### GIVEN TASK
Return all lines below containing the word "Günde".

---- MATERIAL SHOWN

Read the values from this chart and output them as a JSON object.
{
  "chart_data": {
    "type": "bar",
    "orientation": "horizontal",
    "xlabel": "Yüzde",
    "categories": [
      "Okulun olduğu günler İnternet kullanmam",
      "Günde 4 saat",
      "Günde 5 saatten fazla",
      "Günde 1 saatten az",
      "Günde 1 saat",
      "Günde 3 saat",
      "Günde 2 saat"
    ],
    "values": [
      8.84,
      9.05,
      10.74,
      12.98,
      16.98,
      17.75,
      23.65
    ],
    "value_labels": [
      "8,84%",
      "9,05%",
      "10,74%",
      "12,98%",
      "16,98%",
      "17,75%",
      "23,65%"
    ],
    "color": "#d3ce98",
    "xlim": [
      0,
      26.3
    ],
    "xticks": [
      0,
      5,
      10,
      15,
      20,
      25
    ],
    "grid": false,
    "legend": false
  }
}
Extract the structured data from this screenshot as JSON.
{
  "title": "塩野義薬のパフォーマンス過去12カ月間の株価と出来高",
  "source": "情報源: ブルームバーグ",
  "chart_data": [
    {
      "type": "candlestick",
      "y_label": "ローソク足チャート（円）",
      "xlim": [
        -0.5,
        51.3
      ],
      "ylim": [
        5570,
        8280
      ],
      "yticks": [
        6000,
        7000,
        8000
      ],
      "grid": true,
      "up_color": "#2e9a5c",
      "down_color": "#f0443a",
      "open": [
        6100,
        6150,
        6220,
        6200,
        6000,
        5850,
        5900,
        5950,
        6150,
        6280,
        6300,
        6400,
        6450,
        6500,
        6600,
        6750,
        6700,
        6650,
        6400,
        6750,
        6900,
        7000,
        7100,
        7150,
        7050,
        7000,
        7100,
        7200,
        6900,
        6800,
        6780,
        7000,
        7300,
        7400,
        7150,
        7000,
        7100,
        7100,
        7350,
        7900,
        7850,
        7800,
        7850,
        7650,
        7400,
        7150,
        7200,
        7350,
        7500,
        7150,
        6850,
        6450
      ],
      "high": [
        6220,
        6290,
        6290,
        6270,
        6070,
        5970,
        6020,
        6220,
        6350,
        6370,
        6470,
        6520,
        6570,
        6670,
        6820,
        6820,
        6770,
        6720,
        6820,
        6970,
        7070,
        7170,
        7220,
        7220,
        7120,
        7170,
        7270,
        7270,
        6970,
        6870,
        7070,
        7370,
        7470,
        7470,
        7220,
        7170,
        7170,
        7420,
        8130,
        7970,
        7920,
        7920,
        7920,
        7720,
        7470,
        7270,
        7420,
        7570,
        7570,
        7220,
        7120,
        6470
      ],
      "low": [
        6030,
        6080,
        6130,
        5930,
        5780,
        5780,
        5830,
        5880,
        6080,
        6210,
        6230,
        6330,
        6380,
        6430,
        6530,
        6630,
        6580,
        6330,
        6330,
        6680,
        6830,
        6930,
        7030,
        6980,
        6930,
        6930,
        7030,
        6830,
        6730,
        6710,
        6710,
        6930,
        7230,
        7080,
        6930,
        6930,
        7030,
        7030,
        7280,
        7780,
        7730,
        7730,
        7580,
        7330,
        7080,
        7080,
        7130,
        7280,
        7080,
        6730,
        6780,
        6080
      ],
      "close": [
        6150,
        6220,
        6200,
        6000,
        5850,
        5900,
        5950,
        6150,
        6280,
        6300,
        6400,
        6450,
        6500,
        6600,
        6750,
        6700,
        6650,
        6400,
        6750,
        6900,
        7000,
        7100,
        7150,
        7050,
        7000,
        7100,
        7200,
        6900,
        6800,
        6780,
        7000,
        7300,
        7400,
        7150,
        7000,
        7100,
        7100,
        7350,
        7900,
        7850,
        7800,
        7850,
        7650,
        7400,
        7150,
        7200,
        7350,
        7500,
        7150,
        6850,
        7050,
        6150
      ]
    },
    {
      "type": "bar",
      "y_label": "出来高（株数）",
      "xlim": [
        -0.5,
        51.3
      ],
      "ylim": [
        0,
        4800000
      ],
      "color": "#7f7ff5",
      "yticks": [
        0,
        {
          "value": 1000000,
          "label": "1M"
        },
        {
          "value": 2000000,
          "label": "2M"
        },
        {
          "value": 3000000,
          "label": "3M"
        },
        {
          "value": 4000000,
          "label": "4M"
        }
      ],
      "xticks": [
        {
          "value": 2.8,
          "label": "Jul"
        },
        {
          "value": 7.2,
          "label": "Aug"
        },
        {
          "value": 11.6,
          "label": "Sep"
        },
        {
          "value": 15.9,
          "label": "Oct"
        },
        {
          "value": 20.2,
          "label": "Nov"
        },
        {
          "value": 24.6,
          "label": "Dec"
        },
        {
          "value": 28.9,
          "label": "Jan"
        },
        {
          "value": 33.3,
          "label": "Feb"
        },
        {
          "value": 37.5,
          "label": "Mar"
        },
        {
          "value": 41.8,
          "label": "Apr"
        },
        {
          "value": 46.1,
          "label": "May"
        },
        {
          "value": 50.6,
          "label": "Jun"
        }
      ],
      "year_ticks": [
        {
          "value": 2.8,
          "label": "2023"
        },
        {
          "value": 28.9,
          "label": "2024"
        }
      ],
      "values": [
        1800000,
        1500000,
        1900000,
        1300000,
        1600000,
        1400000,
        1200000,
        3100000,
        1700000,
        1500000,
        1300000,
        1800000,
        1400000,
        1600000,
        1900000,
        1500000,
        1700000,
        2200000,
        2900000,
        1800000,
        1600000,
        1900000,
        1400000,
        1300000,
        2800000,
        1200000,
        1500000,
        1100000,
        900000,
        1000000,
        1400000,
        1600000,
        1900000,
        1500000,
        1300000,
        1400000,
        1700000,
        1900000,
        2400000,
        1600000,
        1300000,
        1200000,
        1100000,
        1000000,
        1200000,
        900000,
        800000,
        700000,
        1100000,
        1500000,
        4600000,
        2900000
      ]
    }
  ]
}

--------

### PROBLEM SOLUTION
      "Günde 4 saat",
      "Günde 5 saatten fazla",
      "Günde 1 saatten az",
      "Günde 1 saat",
      "Günde 3 saat",
      "Günde 2 saat"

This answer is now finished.